→ **TEXT FOR ANALYSIS**:
§ §

As I heard the Smiths’ story and thanked God for John’s life and Joyce’s love, I couldn’t help but remember that God does not always answer prayers in the ways that we would wish. I thought of people in the room whose loved ones were dying of cancer. I thought of my own nephew Benjamin, who was stillborn just a few days after I accepted the job at Bethel that ultimately brought me to this prayer breakfast.
And then I thought of the class I was going to teach three hours after the breakfast ended: HIS231L World War II. I thought of the 50+ million people who died in history’s most violent conflict, and all the parents who had prayed for them. And I thought of the six million Jews whose deaths I’ve been teaching this week.
Why would our powerful, loving, merciful, just God answer Joyce Smith’s prayer with life, while the response to so many other petitions was death? How can God’s word reassure her of his “plans to prosper you and not to harm you,” while the poet Yitzhak Katzenelson found no hope in the words of prophets: “Evoke not Ezekiel, evoke not Jeremiah!” (He and his son died at Auschwitz in May 1944.)
Alas, history can’t resolve the problem of evil. It can only remind us of it.
God, give me an uncomplicated faith — if only for a moment.
If I’m being honest, I’m not sure I really want God to give me an uncomplicated faith. It’s the complications that drive me back to him in prayer in the first place. And it’s the complications that energize much of my work as a historian who will always ask more questions than he answers.
But in the process, that work can also remind me that people can continue to believe in a God who doesn’t seem to answer prayers.

§ §

→ **DATA UNDER STUDY**:
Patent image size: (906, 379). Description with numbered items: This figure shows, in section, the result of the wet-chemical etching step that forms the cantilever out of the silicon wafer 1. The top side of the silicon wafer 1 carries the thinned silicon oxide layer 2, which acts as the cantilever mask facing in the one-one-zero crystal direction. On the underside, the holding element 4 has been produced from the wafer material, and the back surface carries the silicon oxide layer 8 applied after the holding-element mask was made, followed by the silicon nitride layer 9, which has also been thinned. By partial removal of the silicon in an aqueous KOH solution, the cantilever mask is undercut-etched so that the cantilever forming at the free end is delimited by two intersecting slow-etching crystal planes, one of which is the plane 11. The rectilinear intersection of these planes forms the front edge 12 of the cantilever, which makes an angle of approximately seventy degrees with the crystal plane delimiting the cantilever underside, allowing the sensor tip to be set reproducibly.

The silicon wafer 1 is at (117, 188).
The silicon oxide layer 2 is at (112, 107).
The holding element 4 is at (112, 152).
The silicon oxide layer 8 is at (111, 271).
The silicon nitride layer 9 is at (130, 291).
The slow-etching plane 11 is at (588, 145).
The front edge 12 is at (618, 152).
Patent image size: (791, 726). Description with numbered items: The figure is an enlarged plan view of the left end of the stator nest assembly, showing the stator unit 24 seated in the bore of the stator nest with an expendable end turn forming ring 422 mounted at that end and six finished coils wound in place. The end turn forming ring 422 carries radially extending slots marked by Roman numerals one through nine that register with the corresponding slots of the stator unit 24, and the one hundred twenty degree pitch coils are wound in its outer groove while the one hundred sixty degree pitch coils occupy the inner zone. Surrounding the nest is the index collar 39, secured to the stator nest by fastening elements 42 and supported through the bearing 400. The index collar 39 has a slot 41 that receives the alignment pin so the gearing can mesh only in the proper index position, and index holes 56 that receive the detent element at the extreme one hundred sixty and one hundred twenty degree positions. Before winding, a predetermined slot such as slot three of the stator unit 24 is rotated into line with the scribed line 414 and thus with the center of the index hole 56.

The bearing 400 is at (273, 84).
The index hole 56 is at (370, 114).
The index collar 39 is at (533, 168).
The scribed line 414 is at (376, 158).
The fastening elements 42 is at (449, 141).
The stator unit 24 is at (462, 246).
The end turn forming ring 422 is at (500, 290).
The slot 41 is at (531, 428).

§ §

→ **REQUIRED TASKS**:
A – Answer these questions about the reflection on prayer:
(i) What class was the writer going to teach three hours after the breakfast ended?
(ii) What was the name of the writer's stillborn nephew?
(iii) Where and when did Yitzhak Katzenelson and his son die?
B – From the reflection on prayer, extract everything from "As I heard the" down to "teaching this week.".
The records are taken from a different source than the text.

→ **PER-TASK ANSWERS**:
A –
(i) HIS231L World War II
(ii) Benjamin
(iii) At Auschwitz, in May 1944

B –
As I heard the Smiths’ story and thanked God for John’s life and Joyce’s love, I couldn’t help but remember that God does not always answer prayers in the ways that we would wish. I thought of people in the room whose loved ones were dying of cancer. I thought of my own nephew Benjamin, who was stillborn just a few days after I accepted the job at Bethel that ultimately brought me to this prayer breakfast.
And then I thought of the class I was going to teach three hours after the breakfast ended: HIS231L World War II. I thought of the 50+ million people who died in history’s most violent conflict, and all the parents who had prayed for them. And I thought of the six million Jews whose deaths I’ve been teaching this week.